## begin Excerpted records

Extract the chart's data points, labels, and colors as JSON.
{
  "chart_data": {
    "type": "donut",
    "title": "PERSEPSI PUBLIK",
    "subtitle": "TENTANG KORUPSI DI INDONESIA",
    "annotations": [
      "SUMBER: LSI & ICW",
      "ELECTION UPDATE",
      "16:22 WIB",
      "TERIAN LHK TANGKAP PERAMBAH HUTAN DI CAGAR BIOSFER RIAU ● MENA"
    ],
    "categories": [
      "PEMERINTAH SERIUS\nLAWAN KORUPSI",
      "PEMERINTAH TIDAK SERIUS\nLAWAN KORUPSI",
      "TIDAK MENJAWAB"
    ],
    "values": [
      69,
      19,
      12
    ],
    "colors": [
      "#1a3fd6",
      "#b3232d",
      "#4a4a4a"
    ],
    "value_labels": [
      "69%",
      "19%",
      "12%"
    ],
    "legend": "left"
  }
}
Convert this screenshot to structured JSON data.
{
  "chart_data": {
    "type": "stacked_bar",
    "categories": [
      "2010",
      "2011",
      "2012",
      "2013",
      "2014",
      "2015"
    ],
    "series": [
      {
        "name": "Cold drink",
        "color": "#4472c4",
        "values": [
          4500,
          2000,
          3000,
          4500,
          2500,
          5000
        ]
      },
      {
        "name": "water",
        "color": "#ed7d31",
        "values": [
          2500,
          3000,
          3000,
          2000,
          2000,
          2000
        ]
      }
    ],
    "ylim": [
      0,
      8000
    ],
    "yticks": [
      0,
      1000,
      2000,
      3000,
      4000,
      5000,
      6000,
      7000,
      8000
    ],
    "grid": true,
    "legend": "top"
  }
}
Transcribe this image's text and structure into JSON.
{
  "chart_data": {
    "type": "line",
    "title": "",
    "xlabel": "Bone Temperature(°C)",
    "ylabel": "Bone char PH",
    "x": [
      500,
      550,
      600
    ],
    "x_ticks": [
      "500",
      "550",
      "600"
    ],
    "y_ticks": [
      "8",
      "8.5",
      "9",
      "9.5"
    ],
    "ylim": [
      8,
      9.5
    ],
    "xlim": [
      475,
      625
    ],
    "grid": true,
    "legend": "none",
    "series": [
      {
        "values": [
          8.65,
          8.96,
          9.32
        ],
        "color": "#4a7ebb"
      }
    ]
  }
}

## end Excerpted records

▶ Exercise prompt
Return each line where "type" shows up.

▶ Answer in full
    "type": "donut",
    "type": "stacked_bar",
    "type": "line",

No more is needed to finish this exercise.